Work instructions: Locate the string "link" throughout the material and copy every line in which it occurs.

[Dataset entries]
**********

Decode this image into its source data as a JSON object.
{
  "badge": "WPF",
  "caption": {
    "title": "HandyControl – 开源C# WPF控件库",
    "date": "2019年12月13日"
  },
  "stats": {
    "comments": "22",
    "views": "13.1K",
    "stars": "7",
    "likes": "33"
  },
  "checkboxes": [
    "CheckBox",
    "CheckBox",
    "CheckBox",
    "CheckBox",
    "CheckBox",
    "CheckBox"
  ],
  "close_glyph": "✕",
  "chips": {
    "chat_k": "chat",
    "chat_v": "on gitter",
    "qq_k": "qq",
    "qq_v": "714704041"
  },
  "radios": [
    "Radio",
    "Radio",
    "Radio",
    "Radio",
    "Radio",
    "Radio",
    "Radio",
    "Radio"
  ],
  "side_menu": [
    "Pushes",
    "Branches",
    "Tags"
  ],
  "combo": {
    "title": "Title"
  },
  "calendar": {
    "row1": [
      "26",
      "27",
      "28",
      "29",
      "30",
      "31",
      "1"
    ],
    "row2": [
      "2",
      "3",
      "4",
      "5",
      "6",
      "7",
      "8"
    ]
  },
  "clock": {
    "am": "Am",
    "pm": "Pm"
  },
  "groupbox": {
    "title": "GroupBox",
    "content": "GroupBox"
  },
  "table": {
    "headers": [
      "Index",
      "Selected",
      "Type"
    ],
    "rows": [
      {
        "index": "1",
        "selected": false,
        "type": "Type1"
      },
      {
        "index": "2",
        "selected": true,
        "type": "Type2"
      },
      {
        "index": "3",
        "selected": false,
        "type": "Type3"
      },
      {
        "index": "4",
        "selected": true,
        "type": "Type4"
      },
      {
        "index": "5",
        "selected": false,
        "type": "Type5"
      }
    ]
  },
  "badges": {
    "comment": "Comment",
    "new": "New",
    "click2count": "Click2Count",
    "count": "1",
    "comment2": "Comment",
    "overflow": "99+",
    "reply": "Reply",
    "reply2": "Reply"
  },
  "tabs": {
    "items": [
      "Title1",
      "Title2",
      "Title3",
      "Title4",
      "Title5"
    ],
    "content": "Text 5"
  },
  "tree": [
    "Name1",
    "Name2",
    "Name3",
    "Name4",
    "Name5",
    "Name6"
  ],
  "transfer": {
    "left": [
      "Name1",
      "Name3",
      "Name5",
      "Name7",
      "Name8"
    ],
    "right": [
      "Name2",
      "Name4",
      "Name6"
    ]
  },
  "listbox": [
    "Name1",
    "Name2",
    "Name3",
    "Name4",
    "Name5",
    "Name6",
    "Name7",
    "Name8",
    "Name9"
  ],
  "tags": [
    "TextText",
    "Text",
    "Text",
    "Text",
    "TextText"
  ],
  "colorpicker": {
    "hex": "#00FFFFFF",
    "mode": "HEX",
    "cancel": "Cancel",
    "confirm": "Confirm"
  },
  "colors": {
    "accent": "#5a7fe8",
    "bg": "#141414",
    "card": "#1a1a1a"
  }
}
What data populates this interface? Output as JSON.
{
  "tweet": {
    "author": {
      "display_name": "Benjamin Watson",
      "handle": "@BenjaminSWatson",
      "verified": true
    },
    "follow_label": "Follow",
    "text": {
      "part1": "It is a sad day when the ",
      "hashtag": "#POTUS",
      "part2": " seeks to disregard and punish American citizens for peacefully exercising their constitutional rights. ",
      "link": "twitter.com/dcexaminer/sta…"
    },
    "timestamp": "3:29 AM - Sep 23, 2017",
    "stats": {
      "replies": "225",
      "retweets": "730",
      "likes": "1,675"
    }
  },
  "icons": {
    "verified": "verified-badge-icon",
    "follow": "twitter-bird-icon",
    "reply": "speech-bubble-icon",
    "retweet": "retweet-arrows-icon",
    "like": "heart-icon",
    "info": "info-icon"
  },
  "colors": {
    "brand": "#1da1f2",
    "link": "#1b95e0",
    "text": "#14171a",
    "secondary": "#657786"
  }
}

**********

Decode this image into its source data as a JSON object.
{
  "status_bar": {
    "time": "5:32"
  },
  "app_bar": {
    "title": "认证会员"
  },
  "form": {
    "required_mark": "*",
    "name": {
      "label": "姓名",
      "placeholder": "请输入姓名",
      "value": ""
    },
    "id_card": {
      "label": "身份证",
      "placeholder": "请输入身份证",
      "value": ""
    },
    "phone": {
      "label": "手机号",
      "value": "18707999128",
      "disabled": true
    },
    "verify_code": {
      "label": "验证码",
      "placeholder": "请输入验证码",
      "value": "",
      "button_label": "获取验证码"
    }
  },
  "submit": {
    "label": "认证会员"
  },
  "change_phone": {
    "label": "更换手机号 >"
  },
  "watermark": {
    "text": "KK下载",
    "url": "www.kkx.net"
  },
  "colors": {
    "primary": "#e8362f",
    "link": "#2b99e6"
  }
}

**********

Written solution:
      "link": "twitter.com/dcexaminer/sta…"
    "link": "#1b95e0",
    "link": "#2b99e6"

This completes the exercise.